**Entries shown**:
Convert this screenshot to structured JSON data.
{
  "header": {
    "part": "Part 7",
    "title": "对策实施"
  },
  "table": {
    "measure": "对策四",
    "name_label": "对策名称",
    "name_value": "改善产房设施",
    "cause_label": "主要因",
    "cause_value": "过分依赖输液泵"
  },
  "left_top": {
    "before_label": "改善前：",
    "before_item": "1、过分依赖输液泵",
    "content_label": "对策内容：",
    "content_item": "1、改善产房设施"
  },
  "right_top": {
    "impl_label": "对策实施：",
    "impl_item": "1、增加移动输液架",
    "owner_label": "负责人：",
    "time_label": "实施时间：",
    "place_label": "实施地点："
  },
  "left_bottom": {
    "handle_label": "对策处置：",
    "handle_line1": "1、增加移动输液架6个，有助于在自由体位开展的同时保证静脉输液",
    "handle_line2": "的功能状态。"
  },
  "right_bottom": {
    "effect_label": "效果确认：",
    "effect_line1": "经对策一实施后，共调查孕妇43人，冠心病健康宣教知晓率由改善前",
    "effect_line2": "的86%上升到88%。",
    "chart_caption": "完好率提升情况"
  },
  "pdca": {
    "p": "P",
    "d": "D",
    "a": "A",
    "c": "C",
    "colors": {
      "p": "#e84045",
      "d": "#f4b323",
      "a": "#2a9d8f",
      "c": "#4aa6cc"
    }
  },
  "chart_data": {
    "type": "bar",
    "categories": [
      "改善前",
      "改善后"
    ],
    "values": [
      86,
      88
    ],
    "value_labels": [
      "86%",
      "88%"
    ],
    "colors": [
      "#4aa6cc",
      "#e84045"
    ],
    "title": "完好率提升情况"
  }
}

**Task objective**:
Reproduce each record exactly, leaving nothing out.

**Result**:
Convert this screenshot to structured JSON data.
{
  "header": {
    "part": "Part 7",
    "title": "对策实施"
  },
  "table": {
    "measure": "对策四",
    "name_label": "对策名称",
    "name_value": "改善产房设施",
    "cause_label": "主要因",
    "cause_value": "过分依赖输液泵"
  },
  "left_top": {
    "before_label": "改善前：",
    "before_item": "1、过分依赖输液泵",
    "content_label": "对策内容：",
    "content_item": "1、改善产房设施"
  },
  "right_top": {
    "impl_label": "对策实施：",
    "impl_item": "1、增加移动输液架",
    "owner_label": "负责人：",
    "time_label": "实施时间：",
    "place_label": "实施地点："
  },
  "left_bottom": {
    "handle_label": "对策处置：",
    "handle_line1": "1、增加移动输液架6个，有助于在自由体位开展的同时保证静脉输液",
    "handle_line2": "的功能状态。"
  },
  "right_bottom": {
    "effect_label": "效果确认：",
    "effect_line1": "经对策一实施后，共调查孕妇43人，冠心病健康宣教知晓率由改善前",
    "effect_line2": "的86%上升到88%。",
    "chart_caption": "完好率提升情况"
  },
  "pdca": {
    "p": "P",
    "d": "D",
    "a": "A",
    "c": "C",
    "colors": {
      "p": "#e84045",
      "d": "#f4b323",
      "a": "#2a9d8f",
      "c": "#4aa6cc"
    }
  },
  "chart_data": {
    "type": "bar",
    "categories": [
      "改善前",
      "改善后"
    ],
    "values": [
      86,
      88
    ],
    "value_labels": [
      "86%",
      "88%"
    ],
    "colors": [
      "#4aa6cc",
      "#e84045"
    ],
    "title": "完好率提升情况"
  }
}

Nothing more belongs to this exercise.